## Problem to solve
Copy each line below in which the word "Remote" occurs.
• • • • • • •
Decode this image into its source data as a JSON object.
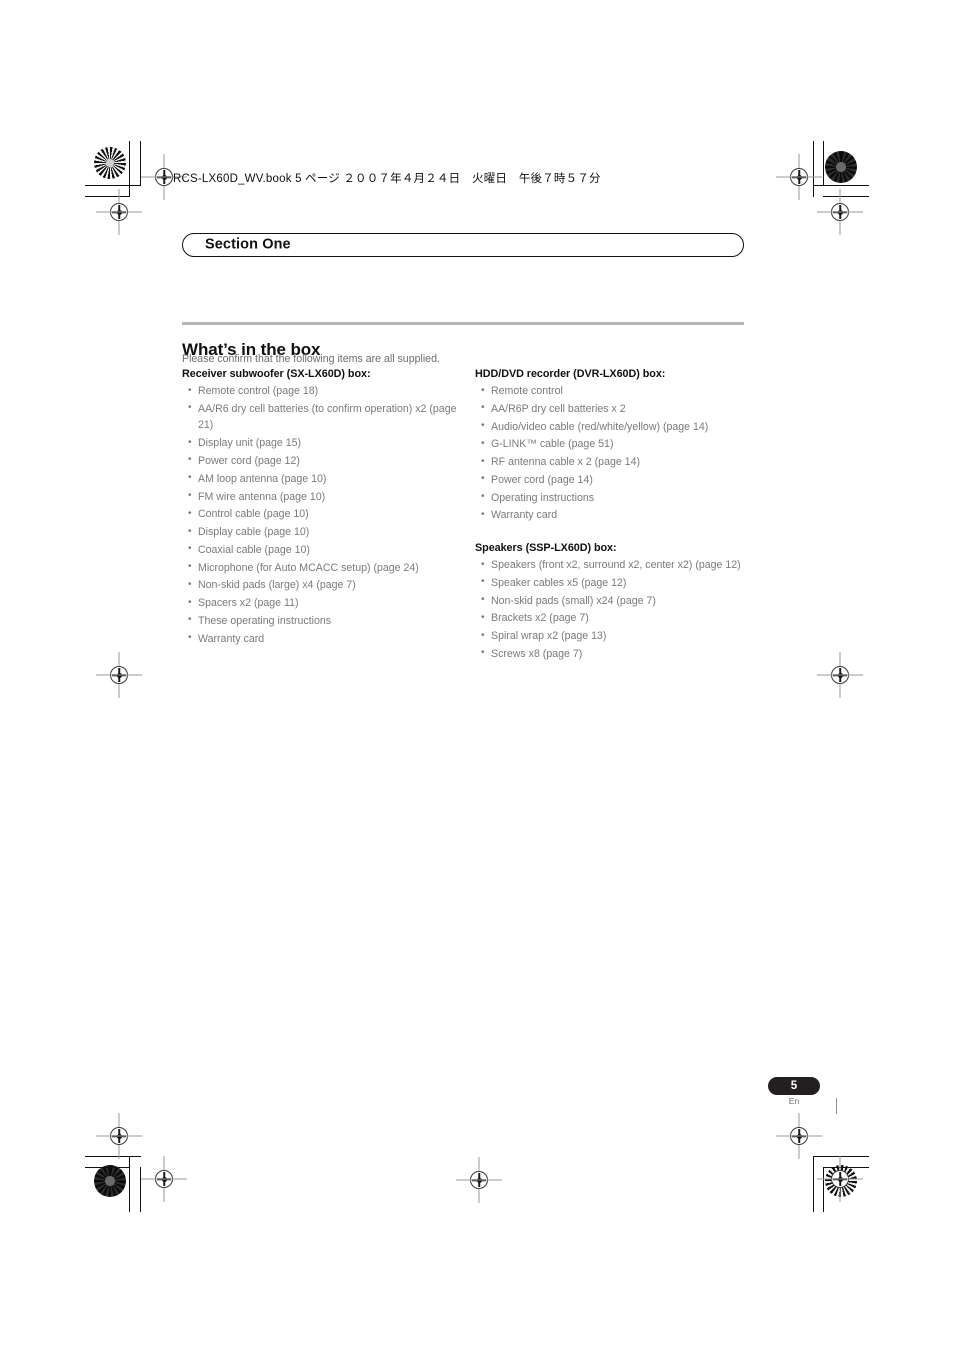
{
  "header": {
    "book_line": "RCS-LX60D_WV.book 5 ページ  ２００７年４月２４日　火曜日　午後７時５７分"
  },
  "section": {
    "banner_label": "Section One"
  },
  "main": {
    "title": "What’s in the box",
    "intro": "Please confirm that the following items are all supplied.",
    "columns": [
      {
        "groups": [
          {
            "title": "Receiver subwoofer (SX-LX60D) box:",
            "items": [
              "Remote control (page 18)",
              "AA/R6 dry cell batteries (to confirm operation) x2 (page 21)",
              "Display unit (page 15)",
              "Power cord (page 12)",
              "AM loop antenna (page 10)",
              "FM wire antenna (page 10)",
              "Control cable (page 10)",
              "Display cable (page 10)",
              "Coaxial cable (page 10)",
              "Microphone (for Auto MCACC setup) (page 24)",
              "Non-skid pads (large) x4 (page 7)",
              "Spacers x2 (page 11)",
              "These operating instructions",
              "Warranty card"
            ]
          }
        ]
      },
      {
        "groups": [
          {
            "title": "HDD/DVD recorder (DVR-LX60D) box:",
            "items": [
              "Remote control",
              "AA/R6P dry cell batteries x 2",
              "Audio/video cable (red/white/yellow) (page 14)",
              "G-LINK™ cable (page 51)",
              "RF antenna cable x 2 (page 14)",
              "Power cord (page 14)",
              "Operating instructions",
              "Warranty card"
            ]
          },
          {
            "title": "Speakers (SSP-LX60D) box:",
            "items": [
              "Speakers (front x2, surround x2, center x2) (page 12)",
              "Speaker cables x5 (page 12)",
              "Non-skid pads (small) x24 (page 7)",
              "Brackets x2 (page 7)",
              "Spiral wrap x2 (page 13)",
              "Screws x8 (page 7)"
            ]
          }
        ]
      }
    ]
  },
  "footer": {
    "page_number": "5",
    "language": "En"
  },
  "colors": {
    "text_dark": "#111111",
    "text_gray": "#7a7a7a",
    "rule_gray": "#b5b5b5",
    "badge_dark": "#231f20"
  }
}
• • • • • • •
## Solution for this task
              "Remote control (page 18)",
              "Remote control",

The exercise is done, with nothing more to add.